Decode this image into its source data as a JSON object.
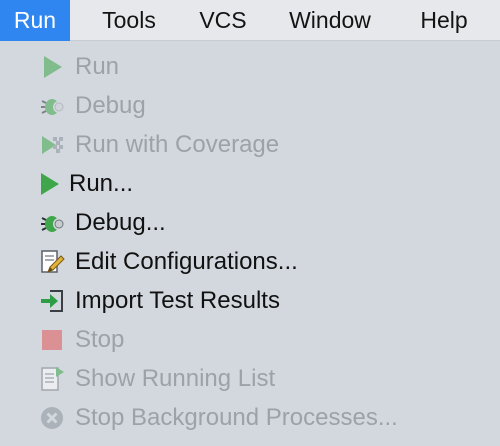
{
  "menubar": {
    "items": [
      {
        "label": "Run",
        "active": true
      },
      {
        "label": "Tools"
      },
      {
        "label": "VCS"
      },
      {
        "label": "Window"
      },
      {
        "label": "Help"
      }
    ]
  },
  "run_menu": {
    "items": [
      {
        "label": "Run",
        "icon": "run-icon",
        "enabled": false
      },
      {
        "label": "Debug",
        "icon": "debug-bug-icon",
        "enabled": false
      },
      {
        "label": "Run with Coverage",
        "icon": "coverage-icon",
        "enabled": false
      },
      {
        "label": "Run...",
        "icon": "run-icon",
        "enabled": true
      },
      {
        "label": "Debug...",
        "icon": "debug-bug-icon",
        "enabled": true
      },
      {
        "label": "Edit Configurations...",
        "icon": "edit-configurations-icon",
        "enabled": true
      },
      {
        "label": "Import Test Results",
        "icon": "import-icon",
        "enabled": true
      },
      {
        "label": "Stop",
        "icon": "stop-icon",
        "enabled": false
      },
      {
        "label": "Show Running List",
        "icon": "running-list-icon",
        "enabled": false
      },
      {
        "label": "Stop Background Processes...",
        "icon": "stop-background-icon",
        "enabled": false
      }
    ]
  },
  "colors": {
    "accent": "#2f86f0",
    "menu_background": "#d3d8de",
    "menubar_background": "#e6e8eb",
    "disabled_text": "#9ca2a9",
    "enabled_text": "#111111",
    "run_green": "#3fa64b",
    "stop_red": "#e25656"
  }
}
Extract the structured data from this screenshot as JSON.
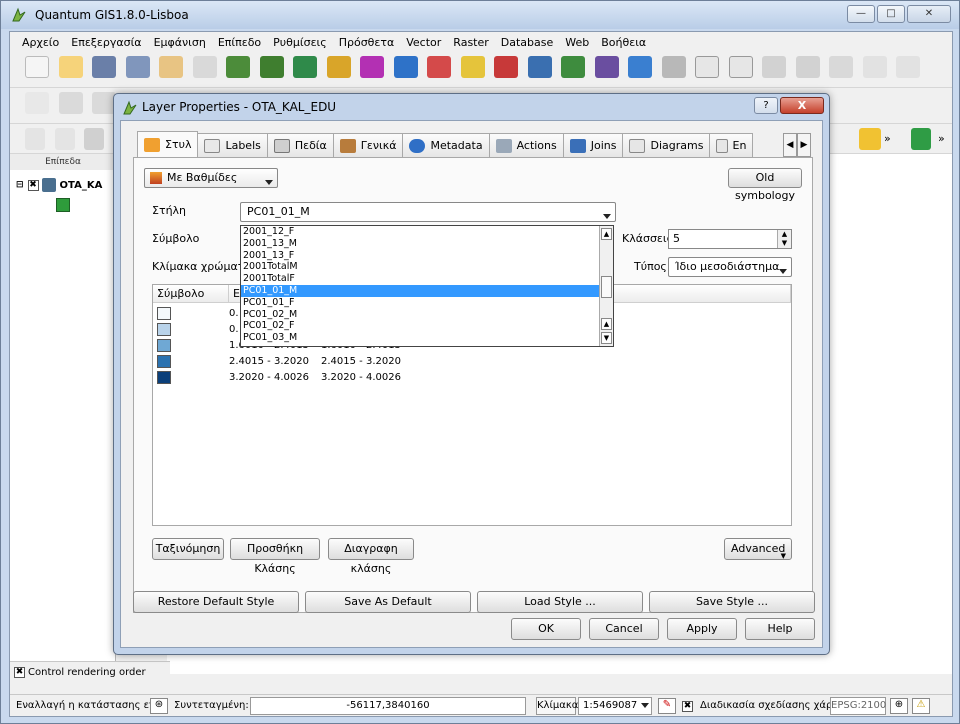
{
  "app": {
    "title": "Quantum GIS1.8.0-Lisboa",
    "menu": [
      "Αρχείο",
      "Επεξεργασία",
      "Εμφάνιση",
      "Επίπεδο",
      "Ρυθμίσεις",
      "Πρόσθετα",
      "Vector",
      "Raster",
      "Database",
      "Web",
      "Βοήθεια"
    ],
    "layers_panel": {
      "title": "Επίπεδα",
      "layer_name": "OTA_KA"
    },
    "control_rendering": "Control rendering order",
    "status": {
      "toggle_label": "Εναλλαγή η κατάστασης επεξ",
      "coord_label": "Συντεταγμένη:",
      "coord_value": "-56117,3840160",
      "scale_label": "Κλίμακα",
      "scale_value": "1:5469087",
      "render_label": "Διαδικασία σχεδίασης χάρτη",
      "epsg": "EPSG:2100"
    }
  },
  "dialog": {
    "title": "Layer Properties - OTA_KAL_EDU",
    "help_label": "?",
    "close_label": "X",
    "tabs": [
      {
        "label": "Στυλ",
        "icon": "brush-icon"
      },
      {
        "label": "Labels",
        "icon": "labels-icon"
      },
      {
        "label": "Πεδία",
        "icon": "table-icon"
      },
      {
        "label": "Γενικά",
        "icon": "tools-icon"
      },
      {
        "label": "Metadata",
        "icon": "info-icon"
      },
      {
        "label": "Actions",
        "icon": "gears-icon"
      },
      {
        "label": "Joins",
        "icon": "joins-icon"
      },
      {
        "label": "Diagrams",
        "icon": "diagrams-icon"
      },
      {
        "label": "En",
        "icon": "en-icon"
      }
    ],
    "renderer": "Με Βαθμίδες",
    "old_symbology": "Old symbology",
    "column_label": "Στήλη",
    "column_value": "PC01_01_M",
    "symbol_label": "Σύμβολο",
    "color_ramp_label": "Κλίμακα χρώματος",
    "classes_label": "Κλάσσεις",
    "classes_value": "5",
    "mode_label": "Τύπος",
    "mode_value": "Ίδιο μεσοδιάστημα",
    "table_headers": [
      "Σύμβολο",
      "Εύ"
    ],
    "rows": [
      {
        "color": "#f4f8fb",
        "range": "0.",
        "label": ""
      },
      {
        "color": "#b9d3ea",
        "range": "0.",
        "label": ""
      },
      {
        "color": "#6fa8d4",
        "range": "1.6010 - 2.4015",
        "label": "1.6010 - 2.4015"
      },
      {
        "color": "#2b72b0",
        "range": "2.4015 - 3.2020",
        "label": "2.4015 - 3.2020"
      },
      {
        "color": "#0b3f7a",
        "range": "3.2020 - 4.0026",
        "label": "3.2020 - 4.0026"
      }
    ],
    "dropdown_items": [
      "2001_12_F",
      "2001_13_M",
      "2001_13_F",
      "2001TotalM",
      "2001TotalF",
      "PC01_01_M",
      "PC01_01_F",
      "PC01_02_M",
      "PC01_02_F",
      "PC01_03_M"
    ],
    "dropdown_selected": "PC01_01_M",
    "buttons": {
      "classify": "Ταξινόμηση",
      "add_class": "Προσθήκη Κλάσης",
      "delete_class": "Διαγραφη κλάσης",
      "advanced": "Advanced",
      "restore": "Restore Default Style",
      "save_default": "Save As Default",
      "load_style": "Load Style ...",
      "save_style": "Save Style ...",
      "ok": "OK",
      "cancel": "Cancel",
      "apply": "Apply",
      "help": "Help"
    }
  }
}
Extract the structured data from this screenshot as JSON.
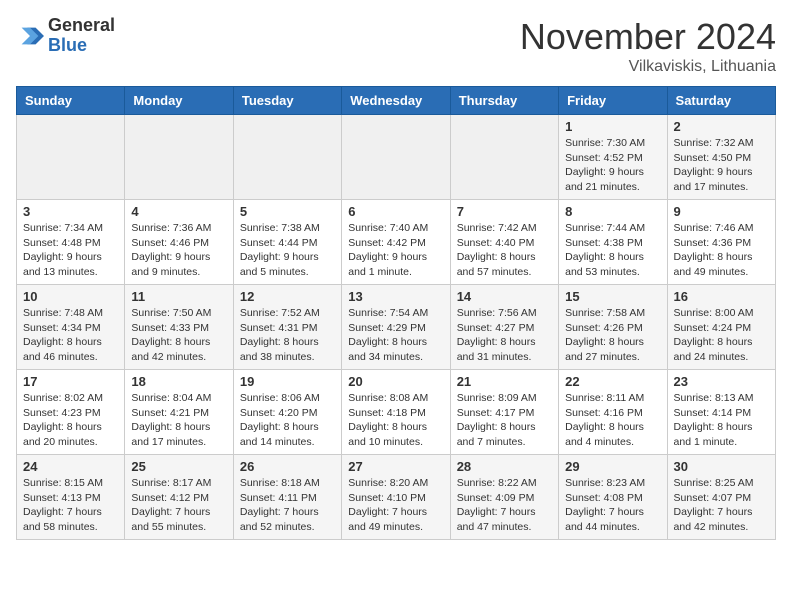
{
  "header": {
    "logo_general": "General",
    "logo_blue": "Blue",
    "month_title": "November 2024",
    "location": "Vilkaviskis, Lithuania"
  },
  "weekdays": [
    "Sunday",
    "Monday",
    "Tuesday",
    "Wednesday",
    "Thursday",
    "Friday",
    "Saturday"
  ],
  "weeks": [
    [
      {
        "day": "",
        "sunrise": "",
        "sunset": "",
        "daylight": ""
      },
      {
        "day": "",
        "sunrise": "",
        "sunset": "",
        "daylight": ""
      },
      {
        "day": "",
        "sunrise": "",
        "sunset": "",
        "daylight": ""
      },
      {
        "day": "",
        "sunrise": "",
        "sunset": "",
        "daylight": ""
      },
      {
        "day": "",
        "sunrise": "",
        "sunset": "",
        "daylight": ""
      },
      {
        "day": "1",
        "sunrise": "Sunrise: 7:30 AM",
        "sunset": "Sunset: 4:52 PM",
        "daylight": "Daylight: 9 hours and 21 minutes."
      },
      {
        "day": "2",
        "sunrise": "Sunrise: 7:32 AM",
        "sunset": "Sunset: 4:50 PM",
        "daylight": "Daylight: 9 hours and 17 minutes."
      }
    ],
    [
      {
        "day": "3",
        "sunrise": "Sunrise: 7:34 AM",
        "sunset": "Sunset: 4:48 PM",
        "daylight": "Daylight: 9 hours and 13 minutes."
      },
      {
        "day": "4",
        "sunrise": "Sunrise: 7:36 AM",
        "sunset": "Sunset: 4:46 PM",
        "daylight": "Daylight: 9 hours and 9 minutes."
      },
      {
        "day": "5",
        "sunrise": "Sunrise: 7:38 AM",
        "sunset": "Sunset: 4:44 PM",
        "daylight": "Daylight: 9 hours and 5 minutes."
      },
      {
        "day": "6",
        "sunrise": "Sunrise: 7:40 AM",
        "sunset": "Sunset: 4:42 PM",
        "daylight": "Daylight: 9 hours and 1 minute."
      },
      {
        "day": "7",
        "sunrise": "Sunrise: 7:42 AM",
        "sunset": "Sunset: 4:40 PM",
        "daylight": "Daylight: 8 hours and 57 minutes."
      },
      {
        "day": "8",
        "sunrise": "Sunrise: 7:44 AM",
        "sunset": "Sunset: 4:38 PM",
        "daylight": "Daylight: 8 hours and 53 minutes."
      },
      {
        "day": "9",
        "sunrise": "Sunrise: 7:46 AM",
        "sunset": "Sunset: 4:36 PM",
        "daylight": "Daylight: 8 hours and 49 minutes."
      }
    ],
    [
      {
        "day": "10",
        "sunrise": "Sunrise: 7:48 AM",
        "sunset": "Sunset: 4:34 PM",
        "daylight": "Daylight: 8 hours and 46 minutes."
      },
      {
        "day": "11",
        "sunrise": "Sunrise: 7:50 AM",
        "sunset": "Sunset: 4:33 PM",
        "daylight": "Daylight: 8 hours and 42 minutes."
      },
      {
        "day": "12",
        "sunrise": "Sunrise: 7:52 AM",
        "sunset": "Sunset: 4:31 PM",
        "daylight": "Daylight: 8 hours and 38 minutes."
      },
      {
        "day": "13",
        "sunrise": "Sunrise: 7:54 AM",
        "sunset": "Sunset: 4:29 PM",
        "daylight": "Daylight: 8 hours and 34 minutes."
      },
      {
        "day": "14",
        "sunrise": "Sunrise: 7:56 AM",
        "sunset": "Sunset: 4:27 PM",
        "daylight": "Daylight: 8 hours and 31 minutes."
      },
      {
        "day": "15",
        "sunrise": "Sunrise: 7:58 AM",
        "sunset": "Sunset: 4:26 PM",
        "daylight": "Daylight: 8 hours and 27 minutes."
      },
      {
        "day": "16",
        "sunrise": "Sunrise: 8:00 AM",
        "sunset": "Sunset: 4:24 PM",
        "daylight": "Daylight: 8 hours and 24 minutes."
      }
    ],
    [
      {
        "day": "17",
        "sunrise": "Sunrise: 8:02 AM",
        "sunset": "Sunset: 4:23 PM",
        "daylight": "Daylight: 8 hours and 20 minutes."
      },
      {
        "day": "18",
        "sunrise": "Sunrise: 8:04 AM",
        "sunset": "Sunset: 4:21 PM",
        "daylight": "Daylight: 8 hours and 17 minutes."
      },
      {
        "day": "19",
        "sunrise": "Sunrise: 8:06 AM",
        "sunset": "Sunset: 4:20 PM",
        "daylight": "Daylight: 8 hours and 14 minutes."
      },
      {
        "day": "20",
        "sunrise": "Sunrise: 8:08 AM",
        "sunset": "Sunset: 4:18 PM",
        "daylight": "Daylight: 8 hours and 10 minutes."
      },
      {
        "day": "21",
        "sunrise": "Sunrise: 8:09 AM",
        "sunset": "Sunset: 4:17 PM",
        "daylight": "Daylight: 8 hours and 7 minutes."
      },
      {
        "day": "22",
        "sunrise": "Sunrise: 8:11 AM",
        "sunset": "Sunset: 4:16 PM",
        "daylight": "Daylight: 8 hours and 4 minutes."
      },
      {
        "day": "23",
        "sunrise": "Sunrise: 8:13 AM",
        "sunset": "Sunset: 4:14 PM",
        "daylight": "Daylight: 8 hours and 1 minute."
      }
    ],
    [
      {
        "day": "24",
        "sunrise": "Sunrise: 8:15 AM",
        "sunset": "Sunset: 4:13 PM",
        "daylight": "Daylight: 7 hours and 58 minutes."
      },
      {
        "day": "25",
        "sunrise": "Sunrise: 8:17 AM",
        "sunset": "Sunset: 4:12 PM",
        "daylight": "Daylight: 7 hours and 55 minutes."
      },
      {
        "day": "26",
        "sunrise": "Sunrise: 8:18 AM",
        "sunset": "Sunset: 4:11 PM",
        "daylight": "Daylight: 7 hours and 52 minutes."
      },
      {
        "day": "27",
        "sunrise": "Sunrise: 8:20 AM",
        "sunset": "Sunset: 4:10 PM",
        "daylight": "Daylight: 7 hours and 49 minutes."
      },
      {
        "day": "28",
        "sunrise": "Sunrise: 8:22 AM",
        "sunset": "Sunset: 4:09 PM",
        "daylight": "Daylight: 7 hours and 47 minutes."
      },
      {
        "day": "29",
        "sunrise": "Sunrise: 8:23 AM",
        "sunset": "Sunset: 4:08 PM",
        "daylight": "Daylight: 7 hours and 44 minutes."
      },
      {
        "day": "30",
        "sunrise": "Sunrise: 8:25 AM",
        "sunset": "Sunset: 4:07 PM",
        "daylight": "Daylight: 7 hours and 42 minutes."
      }
    ]
  ]
}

++++

:: GOAL OF THE EXERCISE ::
From the data above, copy each line where the string "Κλίμακα" appears.

:: RESPONSE FOR THIS EXERCISE ::
      "scale_label": "Κλίμακα",
    "color_ramp_label": "Κλίμακα χρώματος",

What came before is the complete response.